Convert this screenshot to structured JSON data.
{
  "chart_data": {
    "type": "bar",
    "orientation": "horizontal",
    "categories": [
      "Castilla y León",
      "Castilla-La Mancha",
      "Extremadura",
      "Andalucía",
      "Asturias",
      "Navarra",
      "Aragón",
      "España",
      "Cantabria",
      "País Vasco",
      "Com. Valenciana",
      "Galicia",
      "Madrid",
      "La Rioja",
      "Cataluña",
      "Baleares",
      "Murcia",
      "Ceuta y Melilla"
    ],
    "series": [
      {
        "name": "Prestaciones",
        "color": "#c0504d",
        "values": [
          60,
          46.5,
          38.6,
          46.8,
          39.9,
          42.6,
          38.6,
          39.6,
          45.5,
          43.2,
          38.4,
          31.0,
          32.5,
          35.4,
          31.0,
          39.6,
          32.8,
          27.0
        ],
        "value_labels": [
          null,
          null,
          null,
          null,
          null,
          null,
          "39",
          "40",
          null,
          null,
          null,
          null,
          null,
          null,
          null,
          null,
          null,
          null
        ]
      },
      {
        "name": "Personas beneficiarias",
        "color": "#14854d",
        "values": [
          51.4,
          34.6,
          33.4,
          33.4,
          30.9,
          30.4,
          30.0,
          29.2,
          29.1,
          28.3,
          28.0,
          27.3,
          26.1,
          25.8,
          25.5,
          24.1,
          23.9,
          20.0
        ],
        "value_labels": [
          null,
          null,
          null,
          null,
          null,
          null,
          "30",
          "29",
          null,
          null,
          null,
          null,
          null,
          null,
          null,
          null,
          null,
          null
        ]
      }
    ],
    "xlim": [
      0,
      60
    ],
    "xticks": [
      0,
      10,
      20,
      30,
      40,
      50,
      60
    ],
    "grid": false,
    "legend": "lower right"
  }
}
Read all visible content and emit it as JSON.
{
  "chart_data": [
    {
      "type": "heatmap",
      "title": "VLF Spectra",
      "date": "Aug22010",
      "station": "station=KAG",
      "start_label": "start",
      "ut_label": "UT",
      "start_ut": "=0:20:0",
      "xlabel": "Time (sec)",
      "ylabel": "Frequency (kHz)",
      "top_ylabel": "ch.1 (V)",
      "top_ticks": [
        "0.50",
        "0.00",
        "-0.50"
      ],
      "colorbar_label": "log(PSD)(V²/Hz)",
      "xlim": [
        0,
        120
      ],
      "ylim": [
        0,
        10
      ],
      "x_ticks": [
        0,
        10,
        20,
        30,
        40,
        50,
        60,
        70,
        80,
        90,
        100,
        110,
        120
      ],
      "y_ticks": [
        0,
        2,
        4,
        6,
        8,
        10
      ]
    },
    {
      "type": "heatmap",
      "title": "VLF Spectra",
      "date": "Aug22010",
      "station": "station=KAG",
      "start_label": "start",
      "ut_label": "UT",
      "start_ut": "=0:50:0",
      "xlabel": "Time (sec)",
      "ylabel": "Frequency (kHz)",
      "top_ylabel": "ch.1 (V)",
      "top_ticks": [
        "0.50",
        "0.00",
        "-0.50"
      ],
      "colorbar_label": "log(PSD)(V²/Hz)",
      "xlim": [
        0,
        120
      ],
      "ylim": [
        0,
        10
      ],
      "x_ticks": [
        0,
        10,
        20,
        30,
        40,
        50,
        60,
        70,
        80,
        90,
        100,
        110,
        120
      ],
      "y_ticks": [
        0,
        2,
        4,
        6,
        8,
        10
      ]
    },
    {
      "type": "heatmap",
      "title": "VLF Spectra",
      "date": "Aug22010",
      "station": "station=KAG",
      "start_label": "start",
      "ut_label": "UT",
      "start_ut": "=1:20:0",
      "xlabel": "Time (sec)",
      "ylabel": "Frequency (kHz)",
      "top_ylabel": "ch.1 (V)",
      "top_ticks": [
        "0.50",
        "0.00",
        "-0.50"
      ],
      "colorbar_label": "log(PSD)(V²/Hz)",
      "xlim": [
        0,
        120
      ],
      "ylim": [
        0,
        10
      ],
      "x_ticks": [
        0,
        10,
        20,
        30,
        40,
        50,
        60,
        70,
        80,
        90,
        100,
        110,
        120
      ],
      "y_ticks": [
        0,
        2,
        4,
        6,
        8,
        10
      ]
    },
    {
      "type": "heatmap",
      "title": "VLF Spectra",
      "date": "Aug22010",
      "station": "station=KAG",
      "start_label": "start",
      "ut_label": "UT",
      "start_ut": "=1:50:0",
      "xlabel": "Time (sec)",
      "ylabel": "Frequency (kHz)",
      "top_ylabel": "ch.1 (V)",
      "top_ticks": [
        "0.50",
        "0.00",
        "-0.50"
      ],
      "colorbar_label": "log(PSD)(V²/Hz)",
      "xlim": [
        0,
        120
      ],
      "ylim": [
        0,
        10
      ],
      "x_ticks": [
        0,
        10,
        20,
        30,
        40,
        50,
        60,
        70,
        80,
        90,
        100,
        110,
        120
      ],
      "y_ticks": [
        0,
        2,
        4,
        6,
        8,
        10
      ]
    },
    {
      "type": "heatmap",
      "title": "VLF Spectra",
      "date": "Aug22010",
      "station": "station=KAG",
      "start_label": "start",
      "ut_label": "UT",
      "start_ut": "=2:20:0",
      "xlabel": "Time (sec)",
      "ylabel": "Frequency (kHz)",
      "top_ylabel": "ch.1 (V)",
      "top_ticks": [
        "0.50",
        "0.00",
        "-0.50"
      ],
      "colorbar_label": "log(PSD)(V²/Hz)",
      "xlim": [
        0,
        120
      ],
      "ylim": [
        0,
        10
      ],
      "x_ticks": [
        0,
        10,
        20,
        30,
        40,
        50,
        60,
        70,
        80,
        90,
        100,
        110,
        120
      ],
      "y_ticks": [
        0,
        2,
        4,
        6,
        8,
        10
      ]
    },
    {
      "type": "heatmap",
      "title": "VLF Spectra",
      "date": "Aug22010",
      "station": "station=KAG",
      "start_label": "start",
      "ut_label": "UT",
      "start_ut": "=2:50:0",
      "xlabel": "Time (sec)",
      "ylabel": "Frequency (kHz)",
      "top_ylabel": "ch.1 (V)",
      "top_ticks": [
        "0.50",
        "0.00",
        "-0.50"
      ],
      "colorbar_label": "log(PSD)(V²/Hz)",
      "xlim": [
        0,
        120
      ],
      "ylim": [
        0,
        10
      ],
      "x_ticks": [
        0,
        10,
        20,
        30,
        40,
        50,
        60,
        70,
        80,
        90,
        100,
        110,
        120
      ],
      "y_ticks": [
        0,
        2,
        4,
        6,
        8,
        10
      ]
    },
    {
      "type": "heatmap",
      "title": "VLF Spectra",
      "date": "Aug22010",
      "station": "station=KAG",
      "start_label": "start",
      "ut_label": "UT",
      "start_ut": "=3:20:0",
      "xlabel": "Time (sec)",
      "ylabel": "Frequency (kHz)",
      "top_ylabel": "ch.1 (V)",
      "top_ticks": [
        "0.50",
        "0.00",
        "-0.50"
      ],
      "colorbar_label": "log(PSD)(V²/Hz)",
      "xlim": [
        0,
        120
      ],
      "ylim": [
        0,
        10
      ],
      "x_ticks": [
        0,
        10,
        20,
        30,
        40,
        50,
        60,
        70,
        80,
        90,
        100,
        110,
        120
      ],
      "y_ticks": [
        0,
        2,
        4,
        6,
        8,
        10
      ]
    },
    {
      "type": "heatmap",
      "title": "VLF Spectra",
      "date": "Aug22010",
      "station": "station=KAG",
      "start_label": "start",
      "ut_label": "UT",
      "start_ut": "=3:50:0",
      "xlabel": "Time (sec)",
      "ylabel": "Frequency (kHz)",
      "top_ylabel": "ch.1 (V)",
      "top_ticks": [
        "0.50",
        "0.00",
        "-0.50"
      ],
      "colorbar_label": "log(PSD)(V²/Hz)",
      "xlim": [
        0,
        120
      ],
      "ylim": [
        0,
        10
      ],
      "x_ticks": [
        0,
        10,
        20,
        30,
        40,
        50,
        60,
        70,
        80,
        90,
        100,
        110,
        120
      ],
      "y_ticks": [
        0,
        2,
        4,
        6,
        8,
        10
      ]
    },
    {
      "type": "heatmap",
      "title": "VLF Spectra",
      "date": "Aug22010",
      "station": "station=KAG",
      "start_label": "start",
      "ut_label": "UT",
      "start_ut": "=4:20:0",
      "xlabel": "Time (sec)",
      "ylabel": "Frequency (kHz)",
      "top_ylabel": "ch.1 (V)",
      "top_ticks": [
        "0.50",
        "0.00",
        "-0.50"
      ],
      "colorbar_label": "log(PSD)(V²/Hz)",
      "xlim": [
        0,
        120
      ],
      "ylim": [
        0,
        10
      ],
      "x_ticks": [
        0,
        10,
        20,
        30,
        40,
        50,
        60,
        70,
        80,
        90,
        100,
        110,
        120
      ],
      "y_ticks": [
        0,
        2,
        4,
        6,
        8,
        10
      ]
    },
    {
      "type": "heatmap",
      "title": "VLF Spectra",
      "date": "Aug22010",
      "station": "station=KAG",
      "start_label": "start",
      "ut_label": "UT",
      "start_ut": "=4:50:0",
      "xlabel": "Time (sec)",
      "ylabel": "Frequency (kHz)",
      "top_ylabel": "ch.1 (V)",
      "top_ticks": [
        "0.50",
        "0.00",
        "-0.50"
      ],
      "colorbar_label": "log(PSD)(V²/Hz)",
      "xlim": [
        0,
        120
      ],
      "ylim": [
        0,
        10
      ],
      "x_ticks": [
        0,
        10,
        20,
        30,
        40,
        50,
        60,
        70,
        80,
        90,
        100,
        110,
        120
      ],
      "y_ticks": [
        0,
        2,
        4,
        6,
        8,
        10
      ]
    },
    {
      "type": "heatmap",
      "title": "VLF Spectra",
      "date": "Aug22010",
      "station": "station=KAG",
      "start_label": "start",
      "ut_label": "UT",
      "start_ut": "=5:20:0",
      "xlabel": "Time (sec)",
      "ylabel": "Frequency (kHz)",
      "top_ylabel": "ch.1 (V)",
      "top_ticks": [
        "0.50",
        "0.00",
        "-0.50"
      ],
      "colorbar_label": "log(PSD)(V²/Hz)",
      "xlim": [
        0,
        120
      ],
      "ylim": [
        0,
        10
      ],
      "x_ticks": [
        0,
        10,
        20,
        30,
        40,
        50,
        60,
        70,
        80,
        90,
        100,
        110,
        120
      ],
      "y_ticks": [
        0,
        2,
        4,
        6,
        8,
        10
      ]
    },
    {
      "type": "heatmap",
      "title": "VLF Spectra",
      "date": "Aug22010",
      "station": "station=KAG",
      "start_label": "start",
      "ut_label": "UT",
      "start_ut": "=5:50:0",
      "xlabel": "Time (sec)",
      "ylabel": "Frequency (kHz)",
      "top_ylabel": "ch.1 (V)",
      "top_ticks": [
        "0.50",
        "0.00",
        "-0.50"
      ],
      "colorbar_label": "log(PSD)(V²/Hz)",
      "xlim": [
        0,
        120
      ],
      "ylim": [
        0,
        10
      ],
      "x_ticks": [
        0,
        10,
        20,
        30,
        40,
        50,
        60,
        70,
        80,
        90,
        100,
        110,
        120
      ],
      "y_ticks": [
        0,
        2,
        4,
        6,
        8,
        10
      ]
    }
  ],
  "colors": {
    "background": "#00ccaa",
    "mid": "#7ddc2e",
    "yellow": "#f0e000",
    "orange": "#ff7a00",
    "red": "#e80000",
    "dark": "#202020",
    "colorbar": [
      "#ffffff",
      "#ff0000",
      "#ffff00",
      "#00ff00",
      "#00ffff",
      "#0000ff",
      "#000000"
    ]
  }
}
----
Goal of the exercise: Say how many lines in the listing above include "JSON". Give nothing but the number.

Written solution: 2